* begin The data *
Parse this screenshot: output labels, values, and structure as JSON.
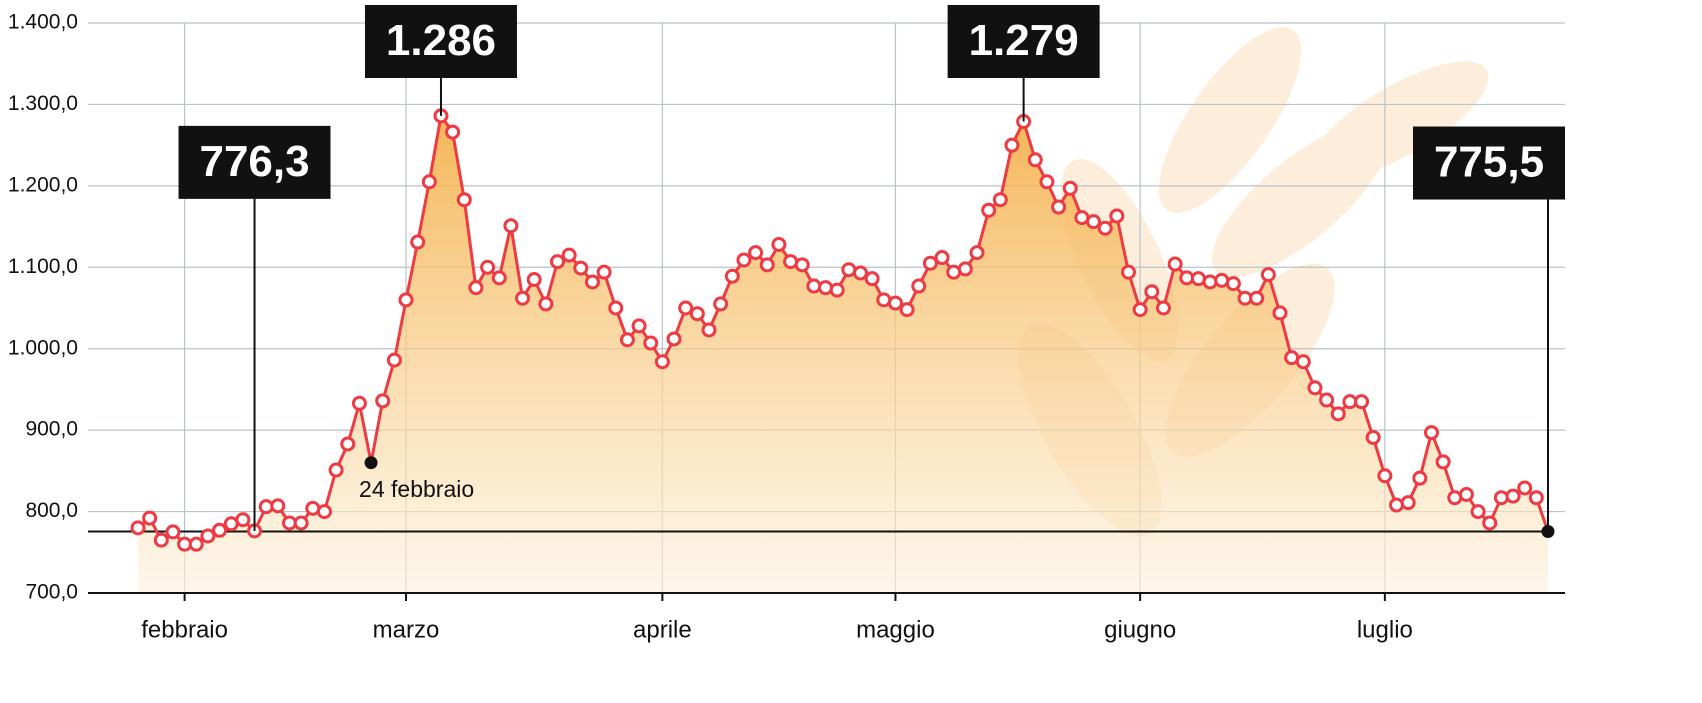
{
  "chart_data": {
    "type": "line",
    "categories": [
      null,
      null,
      null,
      null,
      "febbraio",
      null,
      null,
      null,
      null,
      null,
      null,
      null,
      null,
      null,
      null,
      null,
      null,
      null,
      null,
      null,
      null,
      null,
      null,
      "marzo",
      null,
      null,
      null,
      null,
      null,
      null,
      null,
      null,
      null,
      null,
      null,
      null,
      null,
      null,
      null,
      null,
      null,
      null,
      null,
      null,
      null,
      "aprile",
      null,
      null,
      null,
      null,
      null,
      null,
      null,
      null,
      null,
      null,
      null,
      null,
      null,
      null,
      null,
      null,
      null,
      null,
      null,
      "maggio",
      null,
      null,
      null,
      null,
      null,
      null,
      null,
      null,
      null,
      null,
      null,
      null,
      null,
      null,
      null,
      null,
      null,
      null,
      null,
      null,
      "giugno",
      null,
      null,
      null,
      null,
      null,
      null,
      null,
      null,
      null,
      null,
      null,
      null,
      null,
      null,
      null,
      null,
      null,
      null,
      null,
      null,
      "luglio",
      null,
      null,
      null,
      null,
      null,
      null,
      null,
      null,
      null,
      null,
      null,
      null,
      null,
      null
    ],
    "values": [
      780,
      792,
      765,
      775,
      760,
      760,
      770,
      777,
      785,
      790,
      776.3,
      806,
      807,
      786,
      786,
      804,
      800,
      851,
      883,
      933,
      860,
      936,
      986,
      1060,
      1131,
      1205,
      1286,
      1266,
      1183,
      1075,
      1100,
      1087,
      1151,
      1062,
      1085,
      1055,
      1107,
      1115,
      1099,
      1082,
      1094,
      1050,
      1011,
      1028,
      1007,
      984,
      1012,
      1050,
      1043,
      1023,
      1055,
      1089,
      1109,
      1118,
      1103,
      1128,
      1107,
      1103,
      1077,
      1075,
      1072,
      1097,
      1093,
      1086,
      1060,
      1056,
      1048,
      1077,
      1105,
      1112,
      1094,
      1098,
      1118,
      1170,
      1183,
      1250,
      1279,
      1232,
      1205,
      1174,
      1197,
      1161,
      1156,
      1148,
      1163,
      1094,
      1048,
      1070,
      1050,
      1104,
      1087,
      1086,
      1082,
      1084,
      1080,
      1062,
      1062,
      1091,
      1044,
      989,
      984,
      952,
      937,
      920,
      935,
      935,
      891,
      844,
      808,
      811,
      841,
      897,
      861,
      817,
      821,
      800,
      786,
      817,
      819,
      829,
      817,
      775.5
    ],
    "value_labels": [
      null,
      null,
      null,
      null,
      null,
      null,
      null,
      null,
      null,
      null,
      "776,3",
      null,
      null,
      null,
      null,
      null,
      null,
      null,
      null,
      null,
      null,
      null,
      null,
      null,
      null,
      null,
      "1.286",
      null,
      null,
      null,
      null,
      null,
      null,
      null,
      null,
      null,
      null,
      null,
      null,
      null,
      null,
      null,
      null,
      null,
      null,
      null,
      null,
      null,
      null,
      null,
      null,
      null,
      null,
      null,
      null,
      null,
      null,
      null,
      null,
      null,
      null,
      null,
      null,
      null,
      null,
      null,
      null,
      null,
      null,
      null,
      null,
      null,
      null,
      null,
      null,
      null,
      "1.279",
      null,
      null,
      null,
      null,
      null,
      null,
      null,
      null,
      null,
      null,
      null,
      null,
      null,
      null,
      null,
      null,
      null,
      null,
      null,
      null,
      null,
      null,
      null,
      null,
      null,
      null,
      null,
      null,
      null,
      null,
      null,
      null,
      null,
      null,
      null,
      null,
      null,
      null,
      null,
      null,
      null,
      null,
      null,
      null,
      "775,5"
    ],
    "annotations": [
      {
        "text": "24 febbraio",
        "x": 20
      }
    ],
    "color": "#ee3a42",
    "ylim": [
      700,
      1400
    ],
    "yticks": [
      {
        "value": 700,
        "label": "700,0"
      },
      {
        "value": 800,
        "label": "800,0"
      },
      {
        "value": 900,
        "label": "900,0"
      },
      {
        "value": 1000,
        "label": "1.000,0"
      },
      {
        "value": 1100,
        "label": "1.100,0"
      },
      {
        "value": 1200,
        "label": "1.200,0"
      },
      {
        "value": 1300,
        "label": "1.300,0"
      },
      {
        "value": 1400,
        "label": "1.400,0"
      }
    ],
    "grid": true
  }
}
* end The data *
Directions for this task: Leave the pictures out and write out every entry exactly as given.

Solution to this exercise:
Parse this screenshot: output labels, values, and structure as JSON.
{
  "chart_data": {
    "type": "line",
    "categories": [
      null,
      null,
      null,
      null,
      "febbraio",
      null,
      null,
      null,
      null,
      null,
      null,
      null,
      null,
      null,
      null,
      null,
      null,
      null,
      null,
      null,
      null,
      null,
      null,
      "marzo",
      null,
      null,
      null,
      null,
      null,
      null,
      null,
      null,
      null,
      null,
      null,
      null,
      null,
      null,
      null,
      null,
      null,
      null,
      null,
      null,
      null,
      "aprile",
      null,
      null,
      null,
      null,
      null,
      null,
      null,
      null,
      null,
      null,
      null,
      null,
      null,
      null,
      null,
      null,
      null,
      null,
      null,
      "maggio",
      null,
      null,
      null,
      null,
      null,
      null,
      null,
      null,
      null,
      null,
      null,
      null,
      null,
      null,
      null,
      null,
      null,
      null,
      null,
      null,
      "giugno",
      null,
      null,
      null,
      null,
      null,
      null,
      null,
      null,
      null,
      null,
      null,
      null,
      null,
      null,
      null,
      null,
      null,
      null,
      null,
      null,
      "luglio",
      null,
      null,
      null,
      null,
      null,
      null,
      null,
      null,
      null,
      null,
      null,
      null,
      null,
      null
    ],
    "values": [
      780,
      792,
      765,
      775,
      760,
      760,
      770,
      777,
      785,
      790,
      776.3,
      806,
      807,
      786,
      786,
      804,
      800,
      851,
      883,
      933,
      860,
      936,
      986,
      1060,
      1131,
      1205,
      1286,
      1266,
      1183,
      1075,
      1100,
      1087,
      1151,
      1062,
      1085,
      1055,
      1107,
      1115,
      1099,
      1082,
      1094,
      1050,
      1011,
      1028,
      1007,
      984,
      1012,
      1050,
      1043,
      1023,
      1055,
      1089,
      1109,
      1118,
      1103,
      1128,
      1107,
      1103,
      1077,
      1075,
      1072,
      1097,
      1093,
      1086,
      1060,
      1056,
      1048,
      1077,
      1105,
      1112,
      1094,
      1098,
      1118,
      1170,
      1183,
      1250,
      1279,
      1232,
      1205,
      1174,
      1197,
      1161,
      1156,
      1148,
      1163,
      1094,
      1048,
      1070,
      1050,
      1104,
      1087,
      1086,
      1082,
      1084,
      1080,
      1062,
      1062,
      1091,
      1044,
      989,
      984,
      952,
      937,
      920,
      935,
      935,
      891,
      844,
      808,
      811,
      841,
      897,
      861,
      817,
      821,
      800,
      786,
      817,
      819,
      829,
      817,
      775.5
    ],
    "value_labels": [
      null,
      null,
      null,
      null,
      null,
      null,
      null,
      null,
      null,
      null,
      "776,3",
      null,
      null,
      null,
      null,
      null,
      null,
      null,
      null,
      null,
      null,
      null,
      null,
      null,
      null,
      null,
      "1.286",
      null,
      null,
      null,
      null,
      null,
      null,
      null,
      null,
      null,
      null,
      null,
      null,
      null,
      null,
      null,
      null,
      null,
      null,
      null,
      null,
      null,
      null,
      null,
      null,
      null,
      null,
      null,
      null,
      null,
      null,
      null,
      null,
      null,
      null,
      null,
      null,
      null,
      null,
      null,
      null,
      null,
      null,
      null,
      null,
      null,
      null,
      null,
      null,
      null,
      "1.279",
      null,
      null,
      null,
      null,
      null,
      null,
      null,
      null,
      null,
      null,
      null,
      null,
      null,
      null,
      null,
      null,
      null,
      null,
      null,
      null,
      null,
      null,
      null,
      null,
      null,
      null,
      null,
      null,
      null,
      null,
      null,
      null,
      null,
      null,
      null,
      null,
      null,
      null,
      null,
      null,
      null,
      null,
      null,
      null,
      "775,5"
    ],
    "annotations": [
      {
        "text": "24 febbraio",
        "x": 20
      }
    ],
    "color": "#ee3a42",
    "ylim": [
      700,
      1400
    ],
    "yticks": [
      {
        "value": 700,
        "label": "700,0"
      },
      {
        "value": 800,
        "label": "800,0"
      },
      {
        "value": 900,
        "label": "900,0"
      },
      {
        "value": 1000,
        "label": "1.000,0"
      },
      {
        "value": 1100,
        "label": "1.100,0"
      },
      {
        "value": 1200,
        "label": "1.200,0"
      },
      {
        "value": 1300,
        "label": "1.300,0"
      },
      {
        "value": 1400,
        "label": "1.400,0"
      }
    ],
    "grid": true
  }
}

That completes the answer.